▶ Goal of the exercise: Find every line below with the string "Hematopoietic" and pick it out.

▶ Excerpted records:
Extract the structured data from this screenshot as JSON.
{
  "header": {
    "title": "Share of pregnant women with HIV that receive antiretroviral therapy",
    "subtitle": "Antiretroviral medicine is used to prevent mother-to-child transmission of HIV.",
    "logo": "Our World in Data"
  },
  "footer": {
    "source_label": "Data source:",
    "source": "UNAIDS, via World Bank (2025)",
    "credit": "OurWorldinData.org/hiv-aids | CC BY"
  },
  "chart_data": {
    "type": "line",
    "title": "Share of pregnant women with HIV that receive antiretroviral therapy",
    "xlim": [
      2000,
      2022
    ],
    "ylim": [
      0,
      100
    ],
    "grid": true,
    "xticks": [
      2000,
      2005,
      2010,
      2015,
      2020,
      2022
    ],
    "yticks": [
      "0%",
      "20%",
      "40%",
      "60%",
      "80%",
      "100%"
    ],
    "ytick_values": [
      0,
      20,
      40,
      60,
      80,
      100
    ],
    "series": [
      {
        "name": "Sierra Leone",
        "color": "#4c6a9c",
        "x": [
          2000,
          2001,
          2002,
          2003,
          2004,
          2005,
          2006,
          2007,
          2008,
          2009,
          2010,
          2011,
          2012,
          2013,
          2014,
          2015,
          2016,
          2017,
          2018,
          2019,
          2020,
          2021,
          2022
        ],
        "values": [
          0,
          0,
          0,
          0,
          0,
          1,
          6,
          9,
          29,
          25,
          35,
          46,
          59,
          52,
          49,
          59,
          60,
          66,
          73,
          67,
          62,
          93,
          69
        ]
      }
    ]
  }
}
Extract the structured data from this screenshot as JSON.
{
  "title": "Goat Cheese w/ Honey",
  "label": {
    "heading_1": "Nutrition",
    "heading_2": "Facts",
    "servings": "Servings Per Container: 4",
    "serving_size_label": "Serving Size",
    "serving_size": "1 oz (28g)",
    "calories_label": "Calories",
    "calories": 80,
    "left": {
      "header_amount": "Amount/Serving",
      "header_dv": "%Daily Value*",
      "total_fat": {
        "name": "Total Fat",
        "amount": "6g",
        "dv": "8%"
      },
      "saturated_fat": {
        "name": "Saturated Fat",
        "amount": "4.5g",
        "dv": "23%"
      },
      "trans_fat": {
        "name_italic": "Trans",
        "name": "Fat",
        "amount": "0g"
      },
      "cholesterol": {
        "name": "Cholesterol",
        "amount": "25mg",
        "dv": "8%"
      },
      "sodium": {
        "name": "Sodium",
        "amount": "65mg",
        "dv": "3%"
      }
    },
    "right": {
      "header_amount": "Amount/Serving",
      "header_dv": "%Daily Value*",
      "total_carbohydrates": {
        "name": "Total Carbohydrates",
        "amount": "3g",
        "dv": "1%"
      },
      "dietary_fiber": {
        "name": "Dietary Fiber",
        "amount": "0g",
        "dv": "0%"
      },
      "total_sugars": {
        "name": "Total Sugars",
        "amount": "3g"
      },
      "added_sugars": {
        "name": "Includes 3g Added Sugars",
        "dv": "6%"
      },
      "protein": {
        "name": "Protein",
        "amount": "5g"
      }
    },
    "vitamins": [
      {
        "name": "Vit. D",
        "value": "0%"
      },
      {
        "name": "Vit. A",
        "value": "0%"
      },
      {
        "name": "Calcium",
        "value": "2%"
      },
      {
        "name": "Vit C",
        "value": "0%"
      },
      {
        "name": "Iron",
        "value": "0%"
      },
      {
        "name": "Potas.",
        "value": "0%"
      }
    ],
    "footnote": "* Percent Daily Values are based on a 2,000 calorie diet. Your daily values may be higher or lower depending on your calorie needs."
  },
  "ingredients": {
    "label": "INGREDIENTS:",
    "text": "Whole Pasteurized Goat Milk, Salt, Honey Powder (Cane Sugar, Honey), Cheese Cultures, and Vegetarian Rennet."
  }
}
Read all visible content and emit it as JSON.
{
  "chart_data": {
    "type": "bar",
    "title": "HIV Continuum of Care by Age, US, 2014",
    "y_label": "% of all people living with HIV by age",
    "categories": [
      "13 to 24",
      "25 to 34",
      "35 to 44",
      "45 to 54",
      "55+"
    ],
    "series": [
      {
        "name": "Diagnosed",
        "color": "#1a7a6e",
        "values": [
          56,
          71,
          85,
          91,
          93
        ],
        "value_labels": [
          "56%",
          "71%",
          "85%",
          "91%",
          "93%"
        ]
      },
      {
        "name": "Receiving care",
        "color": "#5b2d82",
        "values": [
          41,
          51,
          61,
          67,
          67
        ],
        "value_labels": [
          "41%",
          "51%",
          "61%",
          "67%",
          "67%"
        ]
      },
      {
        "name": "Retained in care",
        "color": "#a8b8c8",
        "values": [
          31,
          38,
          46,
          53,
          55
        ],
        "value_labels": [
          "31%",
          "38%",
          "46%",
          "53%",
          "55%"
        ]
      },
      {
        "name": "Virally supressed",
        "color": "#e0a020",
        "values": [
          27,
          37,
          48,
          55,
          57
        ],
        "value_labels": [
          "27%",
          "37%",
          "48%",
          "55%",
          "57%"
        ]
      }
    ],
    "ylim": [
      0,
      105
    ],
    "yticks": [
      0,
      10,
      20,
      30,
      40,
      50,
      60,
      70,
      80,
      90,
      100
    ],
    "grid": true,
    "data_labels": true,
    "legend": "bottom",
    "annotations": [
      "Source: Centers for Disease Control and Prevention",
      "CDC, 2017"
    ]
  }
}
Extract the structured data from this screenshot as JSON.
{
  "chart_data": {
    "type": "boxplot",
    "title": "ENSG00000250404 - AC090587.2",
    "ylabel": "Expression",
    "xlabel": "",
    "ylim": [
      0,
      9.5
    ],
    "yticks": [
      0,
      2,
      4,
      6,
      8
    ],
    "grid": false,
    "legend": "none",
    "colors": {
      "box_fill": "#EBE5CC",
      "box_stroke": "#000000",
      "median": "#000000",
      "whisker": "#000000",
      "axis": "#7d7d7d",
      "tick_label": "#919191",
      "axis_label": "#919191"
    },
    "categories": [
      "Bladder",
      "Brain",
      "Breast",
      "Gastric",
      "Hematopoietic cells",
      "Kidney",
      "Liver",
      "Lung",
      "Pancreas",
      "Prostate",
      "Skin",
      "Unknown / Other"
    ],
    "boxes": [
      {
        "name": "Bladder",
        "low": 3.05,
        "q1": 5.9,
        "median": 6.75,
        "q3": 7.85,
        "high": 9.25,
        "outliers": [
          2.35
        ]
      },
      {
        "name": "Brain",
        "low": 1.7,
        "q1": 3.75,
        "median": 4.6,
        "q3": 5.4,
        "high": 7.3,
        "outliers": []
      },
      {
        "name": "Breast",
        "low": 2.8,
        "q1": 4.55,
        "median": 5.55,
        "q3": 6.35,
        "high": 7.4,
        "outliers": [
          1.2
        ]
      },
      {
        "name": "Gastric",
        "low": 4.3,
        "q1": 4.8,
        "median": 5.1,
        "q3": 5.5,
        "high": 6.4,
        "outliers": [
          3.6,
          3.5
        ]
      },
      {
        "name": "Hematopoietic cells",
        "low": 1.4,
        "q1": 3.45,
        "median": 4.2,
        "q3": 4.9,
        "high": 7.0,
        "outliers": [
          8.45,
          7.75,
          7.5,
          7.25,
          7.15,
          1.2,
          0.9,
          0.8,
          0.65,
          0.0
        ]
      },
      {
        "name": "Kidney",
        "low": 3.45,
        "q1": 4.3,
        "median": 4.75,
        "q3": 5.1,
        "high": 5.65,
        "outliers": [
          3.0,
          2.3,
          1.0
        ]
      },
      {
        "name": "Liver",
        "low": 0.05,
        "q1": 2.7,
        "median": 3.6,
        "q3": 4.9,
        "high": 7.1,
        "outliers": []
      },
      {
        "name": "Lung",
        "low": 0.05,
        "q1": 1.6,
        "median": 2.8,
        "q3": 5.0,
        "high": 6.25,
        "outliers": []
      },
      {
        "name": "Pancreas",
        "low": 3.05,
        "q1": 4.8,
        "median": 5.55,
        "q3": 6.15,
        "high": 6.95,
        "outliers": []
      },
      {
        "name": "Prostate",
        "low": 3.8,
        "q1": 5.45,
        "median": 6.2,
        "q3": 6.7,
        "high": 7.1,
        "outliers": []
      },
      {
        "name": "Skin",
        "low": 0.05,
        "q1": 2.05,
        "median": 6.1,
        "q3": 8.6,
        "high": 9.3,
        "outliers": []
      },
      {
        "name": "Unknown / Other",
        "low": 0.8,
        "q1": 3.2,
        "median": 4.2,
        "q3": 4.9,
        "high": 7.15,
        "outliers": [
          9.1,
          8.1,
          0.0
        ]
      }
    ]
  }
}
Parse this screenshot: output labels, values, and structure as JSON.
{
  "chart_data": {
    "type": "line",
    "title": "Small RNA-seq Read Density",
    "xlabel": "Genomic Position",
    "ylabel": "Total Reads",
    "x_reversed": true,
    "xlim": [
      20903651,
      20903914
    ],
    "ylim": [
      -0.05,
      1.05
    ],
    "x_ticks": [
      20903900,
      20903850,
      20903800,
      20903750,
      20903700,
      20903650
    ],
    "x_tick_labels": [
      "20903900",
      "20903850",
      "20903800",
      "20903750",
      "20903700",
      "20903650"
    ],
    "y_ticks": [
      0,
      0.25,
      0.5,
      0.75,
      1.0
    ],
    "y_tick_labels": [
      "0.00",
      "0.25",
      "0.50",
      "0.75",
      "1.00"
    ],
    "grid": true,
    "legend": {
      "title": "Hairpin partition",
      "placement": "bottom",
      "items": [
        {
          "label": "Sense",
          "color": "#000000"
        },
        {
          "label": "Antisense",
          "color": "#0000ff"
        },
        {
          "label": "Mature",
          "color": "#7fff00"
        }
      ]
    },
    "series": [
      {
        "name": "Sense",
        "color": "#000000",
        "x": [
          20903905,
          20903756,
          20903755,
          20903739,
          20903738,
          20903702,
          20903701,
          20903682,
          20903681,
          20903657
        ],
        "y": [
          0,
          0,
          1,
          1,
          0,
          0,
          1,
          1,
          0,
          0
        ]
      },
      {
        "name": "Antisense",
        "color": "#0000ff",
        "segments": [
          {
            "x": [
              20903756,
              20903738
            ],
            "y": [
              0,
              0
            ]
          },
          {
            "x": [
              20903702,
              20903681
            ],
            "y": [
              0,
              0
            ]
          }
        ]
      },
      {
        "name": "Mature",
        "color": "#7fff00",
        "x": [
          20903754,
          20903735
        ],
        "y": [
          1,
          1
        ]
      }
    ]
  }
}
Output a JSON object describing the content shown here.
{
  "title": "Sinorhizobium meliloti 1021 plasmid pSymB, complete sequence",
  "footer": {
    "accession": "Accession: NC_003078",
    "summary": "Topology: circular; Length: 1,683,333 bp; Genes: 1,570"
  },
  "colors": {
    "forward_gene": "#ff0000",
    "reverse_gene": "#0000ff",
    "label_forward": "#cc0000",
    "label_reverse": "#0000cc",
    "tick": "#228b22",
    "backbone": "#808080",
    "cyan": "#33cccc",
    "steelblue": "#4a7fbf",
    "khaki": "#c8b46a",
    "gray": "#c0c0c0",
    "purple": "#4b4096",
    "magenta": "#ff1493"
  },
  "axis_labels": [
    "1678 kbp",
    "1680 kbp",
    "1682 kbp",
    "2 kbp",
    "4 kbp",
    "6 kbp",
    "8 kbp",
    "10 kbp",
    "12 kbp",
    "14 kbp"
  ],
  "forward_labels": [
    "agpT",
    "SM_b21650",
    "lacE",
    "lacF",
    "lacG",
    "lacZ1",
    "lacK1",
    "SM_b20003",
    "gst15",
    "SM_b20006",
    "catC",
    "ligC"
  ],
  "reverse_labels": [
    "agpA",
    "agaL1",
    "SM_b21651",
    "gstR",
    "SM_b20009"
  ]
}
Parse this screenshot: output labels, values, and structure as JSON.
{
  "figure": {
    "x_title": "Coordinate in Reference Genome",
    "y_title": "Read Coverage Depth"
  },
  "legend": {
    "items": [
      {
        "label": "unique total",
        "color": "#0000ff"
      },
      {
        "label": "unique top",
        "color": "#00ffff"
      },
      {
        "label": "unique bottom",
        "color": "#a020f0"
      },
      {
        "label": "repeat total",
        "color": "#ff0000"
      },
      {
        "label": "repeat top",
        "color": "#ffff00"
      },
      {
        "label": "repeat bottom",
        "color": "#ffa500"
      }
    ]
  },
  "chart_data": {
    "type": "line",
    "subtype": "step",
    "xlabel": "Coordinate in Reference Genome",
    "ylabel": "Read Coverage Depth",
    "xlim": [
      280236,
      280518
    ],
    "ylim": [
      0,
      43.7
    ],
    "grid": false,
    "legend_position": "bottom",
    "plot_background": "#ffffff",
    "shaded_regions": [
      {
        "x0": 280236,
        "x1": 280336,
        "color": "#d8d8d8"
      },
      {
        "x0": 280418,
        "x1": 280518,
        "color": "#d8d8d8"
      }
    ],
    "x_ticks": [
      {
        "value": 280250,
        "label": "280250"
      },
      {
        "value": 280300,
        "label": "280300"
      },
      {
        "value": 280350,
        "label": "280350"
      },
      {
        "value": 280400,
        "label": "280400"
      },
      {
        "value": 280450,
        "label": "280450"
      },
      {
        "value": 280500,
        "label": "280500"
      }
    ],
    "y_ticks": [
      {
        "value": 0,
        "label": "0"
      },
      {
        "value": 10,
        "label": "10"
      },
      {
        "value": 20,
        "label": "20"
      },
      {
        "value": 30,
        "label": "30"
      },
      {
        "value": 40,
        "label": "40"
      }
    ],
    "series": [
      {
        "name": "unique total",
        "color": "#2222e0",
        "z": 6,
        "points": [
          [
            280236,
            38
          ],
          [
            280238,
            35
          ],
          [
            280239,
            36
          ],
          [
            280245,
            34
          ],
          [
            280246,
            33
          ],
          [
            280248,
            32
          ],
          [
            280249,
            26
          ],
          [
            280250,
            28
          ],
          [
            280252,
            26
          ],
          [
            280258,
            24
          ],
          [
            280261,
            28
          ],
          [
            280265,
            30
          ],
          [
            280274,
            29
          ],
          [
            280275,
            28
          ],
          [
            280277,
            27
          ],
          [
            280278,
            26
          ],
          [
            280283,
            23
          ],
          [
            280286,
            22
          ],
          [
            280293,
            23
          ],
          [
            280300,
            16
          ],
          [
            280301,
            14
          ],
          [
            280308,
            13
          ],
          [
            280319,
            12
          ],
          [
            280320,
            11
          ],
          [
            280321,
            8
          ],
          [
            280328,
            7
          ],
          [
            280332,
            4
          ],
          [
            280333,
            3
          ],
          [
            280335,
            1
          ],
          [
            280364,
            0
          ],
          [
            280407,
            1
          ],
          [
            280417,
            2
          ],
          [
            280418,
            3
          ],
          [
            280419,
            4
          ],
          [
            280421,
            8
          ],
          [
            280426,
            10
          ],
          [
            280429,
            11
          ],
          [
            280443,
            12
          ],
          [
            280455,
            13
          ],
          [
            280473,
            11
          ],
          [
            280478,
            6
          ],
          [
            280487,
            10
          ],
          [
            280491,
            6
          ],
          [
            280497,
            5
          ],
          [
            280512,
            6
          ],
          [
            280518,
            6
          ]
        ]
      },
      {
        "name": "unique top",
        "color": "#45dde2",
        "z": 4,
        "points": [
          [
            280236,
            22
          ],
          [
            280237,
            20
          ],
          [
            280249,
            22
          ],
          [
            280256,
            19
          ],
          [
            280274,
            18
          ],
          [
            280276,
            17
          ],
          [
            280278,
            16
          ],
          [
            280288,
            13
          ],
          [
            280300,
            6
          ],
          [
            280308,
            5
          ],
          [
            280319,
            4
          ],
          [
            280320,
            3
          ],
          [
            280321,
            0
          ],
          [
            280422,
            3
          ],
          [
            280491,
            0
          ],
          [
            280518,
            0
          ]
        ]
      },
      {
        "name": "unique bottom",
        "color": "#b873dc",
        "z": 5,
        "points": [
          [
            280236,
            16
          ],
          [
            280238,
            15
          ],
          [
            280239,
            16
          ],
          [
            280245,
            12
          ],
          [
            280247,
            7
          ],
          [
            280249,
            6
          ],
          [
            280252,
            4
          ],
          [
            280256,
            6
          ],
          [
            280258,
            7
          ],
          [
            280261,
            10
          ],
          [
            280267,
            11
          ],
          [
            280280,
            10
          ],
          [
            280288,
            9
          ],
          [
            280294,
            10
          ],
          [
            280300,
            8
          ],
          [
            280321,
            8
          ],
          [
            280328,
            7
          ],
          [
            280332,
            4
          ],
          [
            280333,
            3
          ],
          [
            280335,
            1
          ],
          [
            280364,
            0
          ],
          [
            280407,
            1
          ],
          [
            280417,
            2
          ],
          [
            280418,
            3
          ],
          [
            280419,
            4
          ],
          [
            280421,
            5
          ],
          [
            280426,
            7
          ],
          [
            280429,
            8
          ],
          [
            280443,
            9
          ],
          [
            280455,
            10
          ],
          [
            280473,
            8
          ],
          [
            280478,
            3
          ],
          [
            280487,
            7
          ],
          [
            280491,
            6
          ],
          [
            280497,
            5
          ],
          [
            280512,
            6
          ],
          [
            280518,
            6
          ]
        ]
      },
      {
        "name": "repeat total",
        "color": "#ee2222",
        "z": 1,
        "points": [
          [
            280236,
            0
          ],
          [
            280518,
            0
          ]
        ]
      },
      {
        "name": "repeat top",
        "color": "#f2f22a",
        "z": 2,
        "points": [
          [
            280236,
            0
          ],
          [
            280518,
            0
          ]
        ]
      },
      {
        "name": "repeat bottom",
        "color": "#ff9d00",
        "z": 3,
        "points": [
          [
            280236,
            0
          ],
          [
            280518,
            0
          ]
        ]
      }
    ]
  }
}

▶ Solution to this task:
      "Hematopoietic cells",
        "name": "Hematopoietic cells",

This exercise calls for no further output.